#### STATED TASK
Copy each line with the word "best" in it.

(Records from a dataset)

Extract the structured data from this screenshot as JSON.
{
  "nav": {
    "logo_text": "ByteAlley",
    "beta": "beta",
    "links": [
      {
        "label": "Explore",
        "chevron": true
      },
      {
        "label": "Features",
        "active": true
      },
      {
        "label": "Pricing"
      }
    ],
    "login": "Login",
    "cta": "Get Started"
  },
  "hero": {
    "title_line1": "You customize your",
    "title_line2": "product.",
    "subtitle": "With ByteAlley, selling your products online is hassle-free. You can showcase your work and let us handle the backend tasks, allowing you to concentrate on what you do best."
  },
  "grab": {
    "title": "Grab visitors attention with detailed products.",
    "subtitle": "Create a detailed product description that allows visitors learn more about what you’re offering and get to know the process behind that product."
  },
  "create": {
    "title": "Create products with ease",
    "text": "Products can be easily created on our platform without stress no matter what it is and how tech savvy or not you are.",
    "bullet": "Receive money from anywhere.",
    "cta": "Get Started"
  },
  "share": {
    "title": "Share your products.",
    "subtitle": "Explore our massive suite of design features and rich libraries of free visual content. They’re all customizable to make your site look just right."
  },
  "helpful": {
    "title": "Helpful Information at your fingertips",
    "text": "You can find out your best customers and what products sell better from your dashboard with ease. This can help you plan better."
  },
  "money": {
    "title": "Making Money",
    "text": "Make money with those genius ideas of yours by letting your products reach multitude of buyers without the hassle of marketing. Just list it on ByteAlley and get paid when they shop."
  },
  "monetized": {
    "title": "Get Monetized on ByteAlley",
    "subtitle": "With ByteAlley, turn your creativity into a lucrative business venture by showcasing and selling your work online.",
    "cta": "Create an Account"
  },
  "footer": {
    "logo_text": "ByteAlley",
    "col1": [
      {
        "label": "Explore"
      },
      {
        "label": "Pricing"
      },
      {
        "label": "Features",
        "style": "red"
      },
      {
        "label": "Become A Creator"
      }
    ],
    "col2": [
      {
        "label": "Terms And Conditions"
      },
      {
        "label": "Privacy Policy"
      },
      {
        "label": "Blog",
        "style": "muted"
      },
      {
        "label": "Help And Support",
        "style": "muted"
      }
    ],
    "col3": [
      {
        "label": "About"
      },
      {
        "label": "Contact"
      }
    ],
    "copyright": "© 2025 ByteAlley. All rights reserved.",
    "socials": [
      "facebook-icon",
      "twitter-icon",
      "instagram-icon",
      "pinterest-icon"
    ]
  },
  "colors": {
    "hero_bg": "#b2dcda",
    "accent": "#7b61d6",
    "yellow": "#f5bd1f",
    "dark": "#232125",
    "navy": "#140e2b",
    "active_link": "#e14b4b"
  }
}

#### WRITTEN RESPONSE
    "subtitle": "With ByteAlley, selling your products online is hassle-free. You can showcase your work and let us handle the backend tasks, allowing you to concentrate on what you do best."
    "text": "You can find out your best customers and what products sell better from your dashboard with ease. This can help you plan better."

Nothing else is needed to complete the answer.